Alıntı:
********************

Biz, Cumhurbaşkanı Erdoğan’ın sıraladığı bu listeye tamamen katılıyoruz. Erdoğan bütün bunları dile getirirken yerden göğe kadar haklıdır. Lâkin bizim anlamadığımız, anlamakta güçlük çektiğimiz şey ise bütün bu sorunların vücut bulmasına imkân tanıyan batıcı, lâik, Kemalist düzenin niçin mesele edilmediğidir. Madem ki 10 senede bu kadar sorun çıkıyor, belli ki bu sorunların çözümü tek tek sivrisineklerle uğraşmaktan değil bataklığı kurutmaktan geçiyor.

Bu arada dikkatiniz çekmek isterim, defaatle söyledik: Biz, Türkiye’nin ve İslâm âleminin bütün meselelerine yalnız bizim anlayışımız, Büyük Doğu-İbda çözer iddiasında değiliz; biz, Türkiye’nin ve İslâm âleminin meselelerine çözüm getirecek gaye ve vasıta hükmünde Büyük Doğu-İbda’dan başka bir anlayış olmadığı iddiasındayız.

Nüfusu barındırdığı mültecilerle beraber 100 milyona yanaşmış bu memlekette, yalnız birkaç milyonluk Batıcı, ayyaş, sapkın, ibne ve kıçını gösterme meraklısının sırf keyfi olsun diye bu sorunların maliyetini bütün bir Müslüman Anadolu İnsanı’nın omzuna yüklemeye kimsenin hakkı yoktur. Ha, bu tiplerin aidiyet duygularının merkezi olan Batı’nın Yunanistan, Suriye, Irak ve Gürcistan üzerinden Türkiye’yi askerî mânâda kuşattığı, bunun seçimlere kadar bir gözdağı, seçimlerden sonra ise istedikleri neticeyi elde edemeyecek olurlarsa bir işgâl vasıtası olacağını da görmeyecek kadar kör değilsinizdir herhâlde.

Bu memleketin idare düzeninin Atatürk’e tapınarak geldiği-gelebileceği nokta burasıdır. Kendimize ve insanlığa faydalı olmak istiyorsak, önce bizim kendimiz olmamız icab ediyor.

Kurt kuzuyu yemeyi kafaya koymuş, koyunluğu devam edecek olursak bizden yalnız Batılılara ziyafet olacağı açık.

********************

Çıkarılan veriler:

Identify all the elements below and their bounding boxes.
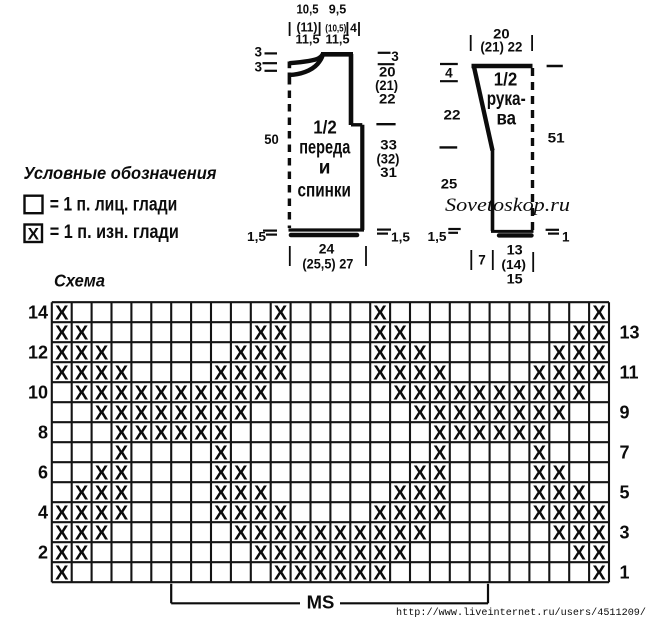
svg-text:X: X — [373, 543, 387, 565]
svg-text:11: 11 — [620, 363, 639, 383]
svg-text:X: X — [234, 363, 248, 385]
svg-text:MS: MS — [307, 592, 335, 613]
svg-text:X: X — [513, 423, 527, 445]
svg-text:X: X — [75, 543, 89, 565]
svg-text:X: X — [254, 503, 268, 525]
svg-text:12: 12 — [28, 343, 48, 363]
svg-text:X: X — [553, 523, 567, 545]
svg-text:(14): (14) — [501, 257, 526, 272]
svg-text:X: X — [393, 343, 407, 365]
svg-text:X: X — [413, 483, 427, 505]
svg-text:51: 51 — [548, 130, 565, 146]
svg-text:X: X — [393, 383, 407, 405]
svg-text:= 1 п. лиц. глади: = 1 п. лиц. глади — [50, 195, 178, 216]
svg-text:X: X — [294, 523, 308, 545]
svg-text:X: X — [155, 403, 169, 425]
svg-text:X: X — [493, 403, 507, 425]
svg-text:1: 1 — [620, 563, 630, 583]
svg-text:3: 3 — [391, 49, 399, 64]
svg-text:2: 2 — [38, 543, 48, 563]
svg-text:10: 10 — [28, 383, 48, 403]
svg-text:4: 4 — [38, 503, 48, 523]
svg-text:X: X — [493, 423, 507, 445]
svg-text:X: X — [572, 343, 586, 365]
svg-text:22: 22 — [444, 107, 461, 123]
svg-text:X: X — [254, 363, 268, 385]
svg-text:X: X — [135, 383, 149, 405]
svg-text:X: X — [194, 423, 208, 445]
svg-text:3: 3 — [254, 45, 262, 60]
svg-text:X: X — [334, 543, 348, 565]
svg-text:X: X — [473, 423, 487, 445]
svg-text:3: 3 — [254, 60, 262, 75]
svg-text:X: X — [294, 543, 308, 565]
svg-text:X: X — [55, 543, 69, 565]
svg-text:X: X — [155, 423, 169, 445]
svg-text:X: X — [572, 523, 586, 545]
svg-text:X: X — [473, 403, 487, 425]
svg-text:X: X — [393, 503, 407, 525]
svg-text:X: X — [314, 523, 328, 545]
svg-text:X: X — [75, 343, 89, 365]
svg-text:X: X — [274, 563, 288, 585]
svg-text:X: X — [553, 343, 567, 365]
svg-text:X: X — [433, 423, 447, 445]
svg-text:X: X — [254, 543, 268, 565]
svg-text:X: X — [533, 483, 547, 505]
svg-text:9,5: 9,5 — [329, 3, 347, 17]
svg-text:X: X — [55, 503, 69, 525]
svg-text:X: X — [214, 483, 228, 505]
svg-text:X: X — [453, 383, 467, 405]
svg-text:X: X — [274, 543, 288, 565]
svg-text:X: X — [214, 443, 228, 465]
svg-text:X: X — [413, 363, 427, 385]
svg-text:= 1 п. изн. глади: = 1 п. изн. глади — [50, 222, 179, 243]
svg-text:X: X — [373, 523, 387, 545]
svg-text:X: X — [572, 363, 586, 385]
svg-text:(25,5) 27: (25,5) 27 — [302, 257, 353, 272]
svg-text:X: X — [55, 363, 69, 385]
svg-text:X: X — [75, 323, 89, 345]
svg-text:X: X — [75, 523, 89, 545]
svg-text:X: X — [294, 563, 308, 585]
svg-text:X: X — [95, 403, 109, 425]
svg-text:X: X — [373, 363, 387, 385]
svg-text:X: X — [75, 503, 89, 525]
svg-text:24: 24 — [319, 242, 335, 257]
svg-text:X: X — [214, 383, 228, 405]
svg-text:X: X — [115, 383, 129, 405]
svg-text:рука-: рука- — [487, 89, 526, 110]
svg-text:1: 1 — [562, 230, 570, 245]
svg-text:X: X — [274, 323, 288, 345]
svg-text:X: X — [234, 463, 248, 485]
svg-text:X: X — [75, 483, 89, 505]
svg-text:14: 14 — [28, 303, 48, 323]
svg-text:X: X — [533, 423, 547, 445]
svg-text:X: X — [354, 563, 368, 585]
svg-text:спинки: спинки — [297, 180, 351, 201]
svg-text:переда: переда — [299, 138, 350, 159]
svg-text:X: X — [592, 303, 606, 325]
svg-text:X: X — [135, 403, 149, 425]
svg-text:X: X — [115, 363, 129, 385]
svg-text:X: X — [592, 563, 606, 585]
svg-text:X: X — [214, 403, 228, 425]
svg-text:13: 13 — [620, 323, 640, 343]
svg-text:X: X — [572, 323, 586, 345]
svg-text:X: X — [553, 403, 567, 425]
svg-text:X: X — [533, 443, 547, 465]
svg-text:X: X — [214, 363, 228, 385]
svg-text:X: X — [95, 363, 109, 385]
svg-text:X: X — [95, 463, 109, 485]
svg-text:X: X — [433, 443, 447, 465]
svg-text:6: 6 — [38, 463, 48, 483]
svg-text:X: X — [592, 363, 606, 385]
svg-text:X: X — [115, 443, 129, 465]
svg-text:4: 4 — [350, 21, 357, 35]
svg-text:X: X — [234, 523, 248, 545]
svg-text:X: X — [135, 423, 149, 445]
svg-text:X: X — [533, 403, 547, 425]
svg-text:X: X — [254, 383, 268, 405]
svg-text:X: X — [254, 323, 268, 345]
svg-text:X: X — [28, 225, 40, 244]
svg-text:3: 3 — [620, 523, 630, 543]
svg-text:X: X — [433, 503, 447, 525]
svg-text:X: X — [55, 323, 69, 345]
svg-text:X: X — [453, 423, 467, 445]
svg-text:11,5: 11,5 — [326, 33, 350, 47]
svg-text:25: 25 — [441, 176, 458, 192]
svg-text:X: X — [155, 383, 169, 405]
svg-text:X: X — [373, 503, 387, 525]
svg-text:X: X — [115, 403, 129, 425]
svg-text:X: X — [433, 383, 447, 405]
svg-text:X: X — [234, 343, 248, 365]
svg-text:X: X — [274, 343, 288, 365]
svg-text:X: X — [95, 343, 109, 365]
svg-text:X: X — [274, 503, 288, 525]
svg-text:22: 22 — [379, 91, 396, 107]
svg-text:X: X — [533, 503, 547, 525]
svg-text:X: X — [174, 383, 188, 405]
svg-text:X: X — [572, 543, 586, 565]
svg-text:X: X — [334, 523, 348, 545]
svg-text:1/2: 1/2 — [313, 118, 337, 138]
svg-text:X: X — [493, 383, 507, 405]
svg-text:X: X — [254, 343, 268, 365]
svg-text:X: X — [194, 383, 208, 405]
svg-text:X: X — [592, 543, 606, 565]
svg-text:X: X — [234, 503, 248, 525]
svg-text:7: 7 — [478, 253, 486, 268]
svg-text:X: X — [214, 463, 228, 485]
svg-text:X: X — [433, 463, 447, 485]
svg-text:X: X — [314, 563, 328, 585]
svg-text:9: 9 — [620, 403, 630, 423]
svg-text:X: X — [55, 563, 69, 585]
svg-text:X: X — [354, 543, 368, 565]
svg-text:X: X — [413, 503, 427, 525]
svg-text:http://www.liveinternet.ru/use: http://www.liveinternet.ru/users/4511209… — [396, 607, 646, 619]
svg-text:X: X — [413, 523, 427, 545]
svg-text:X: X — [433, 363, 447, 385]
svg-text:X: X — [115, 423, 129, 445]
svg-text:X: X — [254, 483, 268, 505]
svg-text:50: 50 — [264, 132, 279, 147]
svg-text:X: X — [592, 523, 606, 545]
svg-text:X: X — [55, 343, 69, 365]
svg-text:X: X — [95, 503, 109, 525]
svg-text:1,5: 1,5 — [428, 229, 447, 244]
svg-text:X: X — [393, 363, 407, 385]
svg-text:X: X — [373, 343, 387, 365]
svg-text:X: X — [393, 323, 407, 345]
svg-text:X: X — [115, 463, 129, 485]
svg-text:X: X — [334, 563, 348, 585]
svg-text:X: X — [592, 503, 606, 525]
svg-text:X: X — [572, 503, 586, 525]
svg-text:X: X — [513, 383, 527, 405]
svg-text:Схема: Схема — [54, 271, 105, 291]
svg-text:X: X — [194, 403, 208, 425]
svg-text:X: X — [373, 323, 387, 345]
svg-text:X: X — [115, 503, 129, 525]
svg-text:X: X — [533, 363, 547, 385]
svg-text:X: X — [95, 383, 109, 405]
svg-text:5: 5 — [620, 483, 630, 503]
svg-text:X: X — [95, 523, 109, 545]
svg-text:X: X — [413, 403, 427, 425]
svg-text:X: X — [55, 303, 69, 325]
svg-text:X: X — [174, 403, 188, 425]
svg-text:7: 7 — [620, 443, 630, 463]
svg-text:X: X — [234, 383, 248, 405]
svg-text:X: X — [592, 323, 606, 345]
svg-text:X: X — [254, 523, 268, 545]
svg-text:Sovetoskop.ru: Sovetoskop.ru — [445, 195, 570, 216]
svg-text:1,5: 1,5 — [391, 230, 410, 245]
svg-text:X: X — [234, 483, 248, 505]
svg-text:X: X — [75, 383, 89, 405]
svg-text:X: X — [354, 523, 368, 545]
svg-text:X: X — [533, 383, 547, 405]
svg-text:4: 4 — [445, 66, 453, 81]
svg-text:1/2: 1/2 — [494, 70, 518, 90]
svg-text:X: X — [274, 363, 288, 385]
svg-text:X: X — [274, 523, 288, 545]
svg-text:X: X — [234, 403, 248, 425]
svg-text:X: X — [453, 403, 467, 425]
svg-text:X: X — [393, 483, 407, 505]
svg-text:X: X — [413, 463, 427, 485]
svg-text:Условные обозначения: Условные обозначения — [24, 163, 217, 183]
svg-text:и: и — [319, 158, 331, 179]
svg-text:X: X — [393, 523, 407, 545]
svg-text:X: X — [274, 303, 288, 325]
svg-text:X: X — [413, 343, 427, 365]
svg-text:31: 31 — [380, 164, 397, 180]
svg-text:33: 33 — [380, 137, 397, 153]
svg-text:X: X — [553, 363, 567, 385]
svg-text:X: X — [95, 483, 109, 505]
svg-text:X: X — [393, 543, 407, 565]
svg-text:X: X — [214, 503, 228, 525]
svg-text:X: X — [553, 463, 567, 485]
svg-text:X: X — [592, 343, 606, 365]
svg-text:X: X — [553, 383, 567, 405]
svg-text:X: X — [513, 403, 527, 425]
svg-text:X: X — [413, 383, 427, 405]
svg-text:X: X — [373, 563, 387, 585]
svg-text:10,5: 10,5 — [297, 3, 319, 17]
svg-text:(21) 22: (21) 22 — [480, 40, 522, 55]
svg-text:X: X — [572, 483, 586, 505]
svg-text:X: X — [115, 483, 129, 505]
svg-text:X: X — [572, 383, 586, 405]
svg-text:11,5: 11,5 — [296, 33, 320, 47]
svg-text:X: X — [433, 403, 447, 425]
svg-text:X: X — [75, 363, 89, 385]
svg-text:X: X — [373, 303, 387, 325]
svg-text:X: X — [214, 423, 228, 445]
svg-text:X: X — [473, 383, 487, 405]
svg-text:X: X — [533, 463, 547, 485]
svg-text:8: 8 — [38, 423, 48, 443]
svg-text:X: X — [55, 523, 69, 545]
svg-text:X: X — [553, 483, 567, 505]
svg-text:X: X — [174, 423, 188, 445]
svg-text:13: 13 — [507, 243, 524, 258]
svg-text:X: X — [433, 483, 447, 505]
svg-text:X: X — [314, 543, 328, 565]
svg-text:ва: ва — [496, 108, 516, 129]
svg-text:15: 15 — [507, 272, 524, 287]
svg-text:X: X — [553, 503, 567, 525]
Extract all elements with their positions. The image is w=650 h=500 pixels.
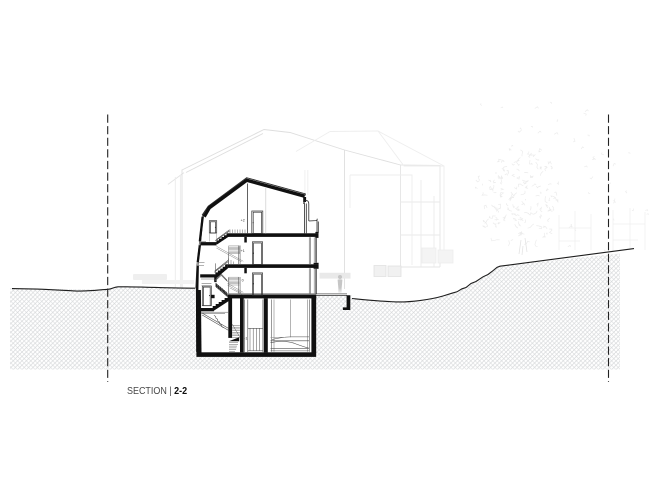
svg-text:+2: +2 [241, 219, 245, 223]
svg-text:+1: +1 [241, 249, 245, 253]
svg-text:-1: -1 [244, 337, 247, 341]
svg-text:0: 0 [242, 279, 244, 283]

********************

İstenenler:
1. Alıntıya göre bu memleketin nüfusu, barındırdığı mültecilerle beraber kaça yanaşmıştır?
2. Alıntıda "Nüfusu barındırdığı mültecilerle" sözlerinin geçtiği yerden başlayın, "olmamız icab ediyor." sözlerinden sonra durun ve bu bölümü harfi harfine tekrar edin.

Çözümler:
1. 100 milyona.

2.
Nüfusu barındırdığı mültecilerle beraber 100 milyona yanaşmış bu memlekette, yalnız birkaç milyonluk Batıcı, ayyaş, sapkın, ibne ve kıçını gösterme meraklısının sırf keyfi olsun diye bu sorunların maliyetini bütün bir Müslüman Anadolu İnsanı’nın omzuna yüklemeye kimsenin hakkı yoktur. Ha, bu tiplerin aidiyet duygularının merkezi olan Batı’nın Yunanistan, Suriye, Irak ve Gürcistan üzerinden Türkiye’yi askerî mânâda kuşattığı, bunun seçimlere kadar bir gözdağı, seçimlerden sonra ise istedikleri neticeyi elde edemeyecek olurlarsa bir işgâl vasıtası olacağını da görmeyecek kadar kör değilsinizdir herhâlde.

Bu memleketin idare düzeninin Atatürk’e tapınarak geldiği-gelebileceği nokta burasıdır. Kendimize ve insanlığa faydalı olmak istiyorsak, önce bizim kendimiz olmamız icab ediyor.